TASK TO CARRY OUT —
Say how many lines in the records include the string "locale", adding no other words.

[Extracted records]
↓
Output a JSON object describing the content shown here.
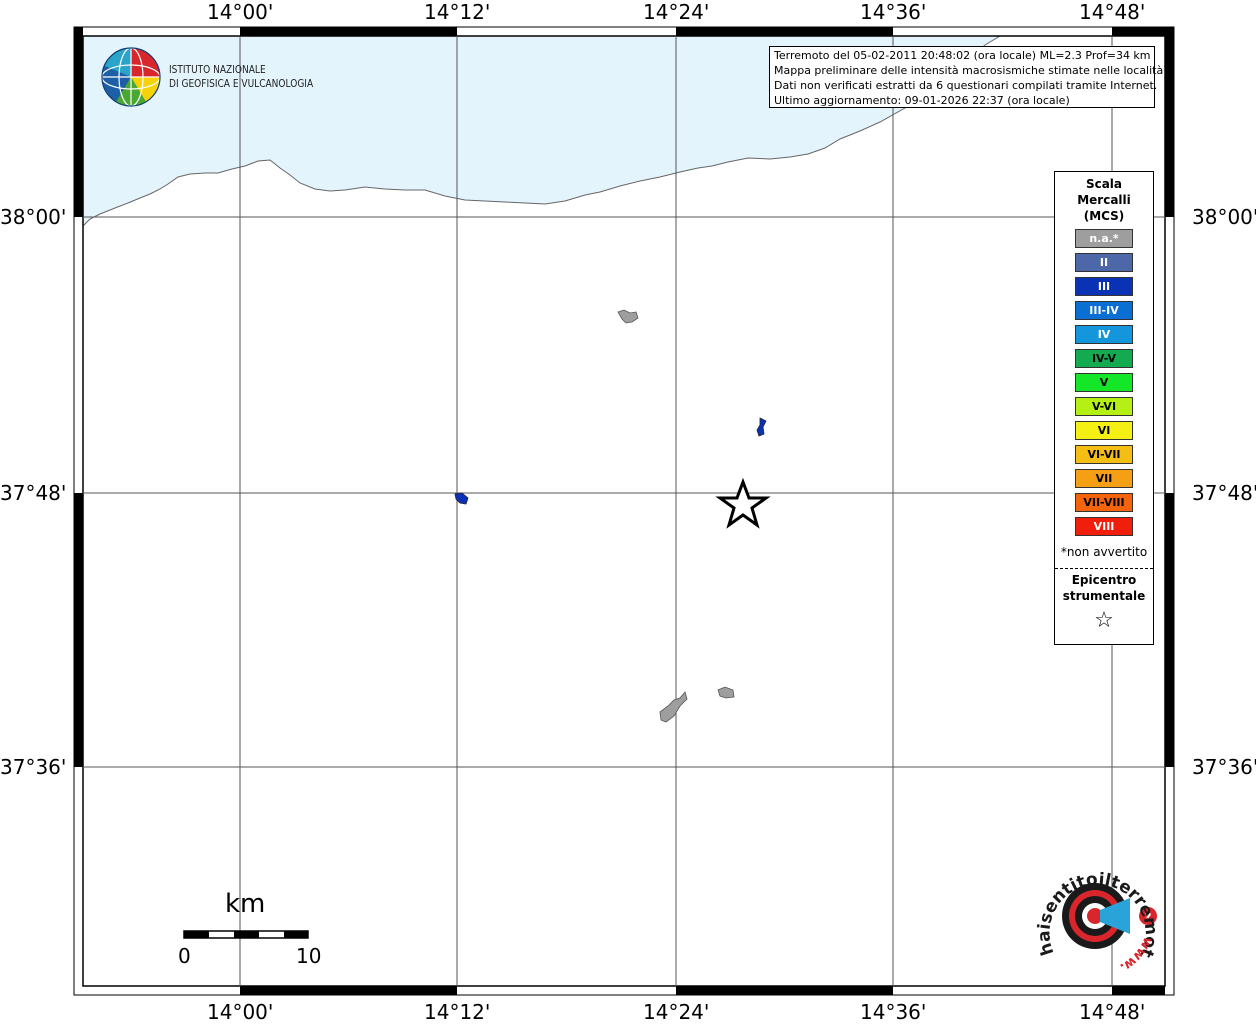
{
  "map": {
    "lon_labels": [
      "14°00'",
      "14°12'",
      "14°24'",
      "14°36'",
      "14°48'"
    ],
    "lat_labels": [
      "38°00'",
      "37°48'",
      "37°36'"
    ]
  },
  "info": {
    "line1": "Terremoto del 05-02-2011 20:48:02 (ora locale) ML=2.3 Prof=34 km",
    "line2": "Mappa preliminare delle intensità macrosismiche stimate nelle località",
    "line3": "Dati non verificati estratti da 6 questionari compilati tramite Internet.",
    "line4": "Ultimo aggiornamento: 09-01-2026 22:37 (ora locale)"
  },
  "logo": {
    "line1": "ISTITUTO NAZIONALE",
    "line2": "DI GEOFISICA E VULCANOLOGIA"
  },
  "legend": {
    "title_1": "Scala",
    "title_2": "Mercalli",
    "title_3": "(MCS)",
    "classes": [
      {
        "label": "n.a.*",
        "color": "#9e9e9e"
      },
      {
        "label": "II",
        "color": "#4d68a8"
      },
      {
        "label": "III",
        "color": "#0a32b4"
      },
      {
        "label": "III-IV",
        "color": "#0a6ed2"
      },
      {
        "label": "IV",
        "color": "#1496dc"
      },
      {
        "label": "IV-V",
        "color": "#14aa50"
      },
      {
        "label": "V",
        "color": "#14e628"
      },
      {
        "label": "V-VI",
        "color": "#b4f014"
      },
      {
        "label": "VI",
        "color": "#f5f014"
      },
      {
        "label": "VI-VII",
        "color": "#f5be14"
      },
      {
        "label": "VII",
        "color": "#f5a014"
      },
      {
        "label": "VII-VIII",
        "color": "#f5640a"
      },
      {
        "label": "VIII",
        "color": "#f01e0a"
      }
    ],
    "note": "*non avvertito",
    "epicenter_1": "Epicentro",
    "epicenter_2": "strumentale"
  },
  "scale_bar": {
    "unit": "km",
    "start": "0",
    "end": "10"
  },
  "colors": {
    "sea": "#e3f4fd",
    "land_outline": "#555555",
    "grid": "#555555",
    "intensity_iii": "#0a32b4",
    "na": "#9e9e9e"
  }
}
↑
WRITTEN REPLY —
2